→ **Dataset records**:
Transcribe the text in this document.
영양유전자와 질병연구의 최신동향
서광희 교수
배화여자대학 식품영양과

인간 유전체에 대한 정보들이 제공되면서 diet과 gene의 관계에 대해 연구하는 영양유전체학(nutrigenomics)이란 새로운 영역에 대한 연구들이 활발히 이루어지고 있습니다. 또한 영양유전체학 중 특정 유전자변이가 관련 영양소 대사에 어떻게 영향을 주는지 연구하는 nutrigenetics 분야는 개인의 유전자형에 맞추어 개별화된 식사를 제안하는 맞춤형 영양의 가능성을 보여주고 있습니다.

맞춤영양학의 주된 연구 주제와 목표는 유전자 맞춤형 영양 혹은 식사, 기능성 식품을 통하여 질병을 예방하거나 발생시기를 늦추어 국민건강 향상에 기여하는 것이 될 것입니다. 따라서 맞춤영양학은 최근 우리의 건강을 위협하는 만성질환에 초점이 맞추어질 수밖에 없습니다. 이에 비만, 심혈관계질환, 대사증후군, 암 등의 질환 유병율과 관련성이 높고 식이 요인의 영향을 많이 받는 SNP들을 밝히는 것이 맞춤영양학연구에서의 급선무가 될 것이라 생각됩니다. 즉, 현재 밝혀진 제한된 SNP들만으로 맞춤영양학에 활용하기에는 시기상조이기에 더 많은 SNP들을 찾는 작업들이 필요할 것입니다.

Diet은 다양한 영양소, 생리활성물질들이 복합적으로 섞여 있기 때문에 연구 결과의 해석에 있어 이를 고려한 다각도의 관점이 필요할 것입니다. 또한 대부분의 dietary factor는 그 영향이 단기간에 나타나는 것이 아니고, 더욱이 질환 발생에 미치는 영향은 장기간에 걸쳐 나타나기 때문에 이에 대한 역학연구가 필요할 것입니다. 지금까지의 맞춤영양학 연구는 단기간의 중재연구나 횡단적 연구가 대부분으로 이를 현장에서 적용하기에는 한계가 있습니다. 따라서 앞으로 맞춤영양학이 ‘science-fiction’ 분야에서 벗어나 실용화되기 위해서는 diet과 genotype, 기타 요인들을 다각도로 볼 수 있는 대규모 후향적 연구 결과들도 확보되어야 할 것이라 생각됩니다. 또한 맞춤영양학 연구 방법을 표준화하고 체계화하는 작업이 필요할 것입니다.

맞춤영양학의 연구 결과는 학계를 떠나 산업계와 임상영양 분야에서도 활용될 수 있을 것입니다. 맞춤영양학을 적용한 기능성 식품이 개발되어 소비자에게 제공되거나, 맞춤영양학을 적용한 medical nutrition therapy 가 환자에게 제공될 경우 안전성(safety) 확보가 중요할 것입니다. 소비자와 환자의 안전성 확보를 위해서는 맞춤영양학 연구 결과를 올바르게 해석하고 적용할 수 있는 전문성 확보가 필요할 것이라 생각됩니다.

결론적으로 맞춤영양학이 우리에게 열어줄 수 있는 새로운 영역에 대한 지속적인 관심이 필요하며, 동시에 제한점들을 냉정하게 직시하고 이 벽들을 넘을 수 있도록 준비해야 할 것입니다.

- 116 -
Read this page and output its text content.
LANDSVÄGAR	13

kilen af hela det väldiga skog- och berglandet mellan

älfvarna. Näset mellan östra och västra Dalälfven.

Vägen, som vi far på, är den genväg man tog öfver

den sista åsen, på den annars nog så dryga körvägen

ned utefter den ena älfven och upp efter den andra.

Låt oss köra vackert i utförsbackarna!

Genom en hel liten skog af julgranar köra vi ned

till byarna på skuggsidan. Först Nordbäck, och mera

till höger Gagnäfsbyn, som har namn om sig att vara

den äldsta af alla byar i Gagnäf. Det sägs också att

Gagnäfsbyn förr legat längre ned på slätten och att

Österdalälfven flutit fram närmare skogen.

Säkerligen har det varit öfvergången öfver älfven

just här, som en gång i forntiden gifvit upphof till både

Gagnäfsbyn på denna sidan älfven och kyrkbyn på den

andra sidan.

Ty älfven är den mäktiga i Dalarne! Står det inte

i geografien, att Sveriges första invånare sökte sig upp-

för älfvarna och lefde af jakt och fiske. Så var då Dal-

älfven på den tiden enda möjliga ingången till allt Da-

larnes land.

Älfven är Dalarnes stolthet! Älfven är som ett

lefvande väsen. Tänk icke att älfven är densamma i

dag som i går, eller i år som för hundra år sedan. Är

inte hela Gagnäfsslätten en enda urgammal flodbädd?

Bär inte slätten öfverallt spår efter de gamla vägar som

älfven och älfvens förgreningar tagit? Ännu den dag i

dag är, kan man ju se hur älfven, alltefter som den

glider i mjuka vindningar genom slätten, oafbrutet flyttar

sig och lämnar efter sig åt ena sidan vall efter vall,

→ **EXERCISE OBJECTIVE**:
When you output the entries, keep every word exactly as it stands.

→ **WRITTEN SOLUTION**:
Transcribe the text in this document.
영양유전자와 질병연구의 최신동향
서광희 교수
배화여자대학 식품영양과

인간 유전체에 대한 정보들이 제공되면서 diet과 gene의 관계에 대해 연구하는 영양유전체학(nutrigenomics)이란 새로운 영역에 대한 연구들이 활발히 이루어지고 있습니다. 또한 영양유전체학 중 특정 유전자변이가 관련 영양소 대사에 어떻게 영향을 주는지 연구하는 nutrigenetics 분야는 개인의 유전자형에 맞추어 개별화된 식사를 제안하는 맞춤형 영양의 가능성을 보여주고 있습니다.

맞춤영양학의 주된 연구 주제와 목표는 유전자 맞춤형 영양 혹은 식사, 기능성 식품을 통하여 질병을 예방하거나 발생시기를 늦추어 국민건강 향상에 기여하는 것이 될 것입니다. 따라서 맞춤영양학은 최근 우리의 건강을 위협하는 만성질환에 초점이 맞추어질 수밖에 없습니다. 이에 비만, 심혈관계질환, 대사증후군, 암 등의 질환 유병율과 관련성이 높고 식이 요인의 영향을 많이 받는 SNP들을 밝히는 것이 맞춤영양학연구에서의 급선무가 될 것이라 생각됩니다. 즉, 현재 밝혀진 제한된 SNP들만으로 맞춤영양학에 활용하기에는 시기상조이기에 더 많은 SNP들을 찾는 작업들이 필요할 것입니다.

Diet은 다양한 영양소, 생리활성물질들이 복합적으로 섞여 있기 때문에 연구 결과의 해석에 있어 이를 고려한 다각도의 관점이 필요할 것입니다. 또한 대부분의 dietary factor는 그 영향이 단기간에 나타나는 것이 아니고, 더욱이 질환 발생에 미치는 영향은 장기간에 걸쳐 나타나기 때문에 이에 대한 역학연구가 필요할 것입니다. 지금까지의 맞춤영양학 연구는 단기간의 중재연구나 횡단적 연구가 대부분으로 이를 현장에서 적용하기에는 한계가 있습니다. 따라서 앞으로 맞춤영양학이 ‘science-fiction’ 분야에서 벗어나 실용화되기 위해서는 diet과 genotype, 기타 요인들을 다각도로 볼 수 있는 대규모 후향적 연구 결과들도 확보되어야 할 것이라 생각됩니다. 또한 맞춤영양학 연구 방법을 표준화하고 체계화하는 작업이 필요할 것입니다.

맞춤영양학의 연구 결과는 학계를 떠나 산업계와 임상영양 분야에서도 활용될 수 있을 것입니다. 맞춤영양학을 적용한 기능성 식품이 개발되어 소비자에게 제공되거나, 맞춤영양학을 적용한 medical nutrition therapy 가 환자에게 제공될 경우 안전성(safety) 확보가 중요할 것입니다. 소비자와 환자의 안전성 확보를 위해서는 맞춤영양학 연구 결과를 올바르게 해석하고 적용할 수 있는 전문성 확보가 필요할 것이라 생각됩니다.

결론적으로 맞춤영양학이 우리에게 열어줄 수 있는 새로운 영역에 대한 지속적인 관심이 필요하며, 동시에 제한점들을 냉정하게 직시하고 이 벽들을 넘을 수 있도록 준비해야 할 것입니다.

- 116 -
Read this page and output its text content.
LANDSVÄGAR	13

kilen af hela det väldiga skog- och berglandet mellan

älfvarna. Näset mellan östra och västra Dalälfven.

Vägen, som vi far på, är den genväg man tog öfver

den sista åsen, på den annars nog så dryga körvägen

ned utefter den ena älfven och upp efter den andra.

Låt oss köra vackert i utförsbackarna!

Genom en hel liten skog af julgranar köra vi ned

till byarna på skuggsidan. Först Nordbäck, och mera

till höger Gagnäfsbyn, som har namn om sig att vara

den äldsta af alla byar i Gagnäf. Det sägs också att

Gagnäfsbyn förr legat längre ned på slätten och att

Österdalälfven flutit fram närmare skogen.

Säkerligen har det varit öfvergången öfver älfven

just här, som en gång i forntiden gifvit upphof till både

Gagnäfsbyn på denna sidan älfven och kyrkbyn på den

andra sidan.

Ty älfven är den mäktiga i Dalarne! Står det inte

i geografien, att Sveriges första invånare sökte sig upp-

för älfvarna och lefde af jakt och fiske. Så var då Dal-

älfven på den tiden enda möjliga ingången till allt Da-

larnes land.

Älfven är Dalarnes stolthet! Älfven är som ett

lefvande väsen. Tänk icke att älfven är densamma i

dag som i går, eller i år som för hundra år sedan. Är

inte hela Gagnäfsslätten en enda urgammal flodbädd?

Bär inte slätten öfverallt spår efter de gamla vägar som

älfven och älfvens förgreningar tagit? Ännu den dag i

dag är, kan man ju se hur älfven, alltefter som den

glider i mjuka vindningar genom slätten, oafbrutet flyttar

sig och lämnar efter sig åt ena sidan vall efter vall,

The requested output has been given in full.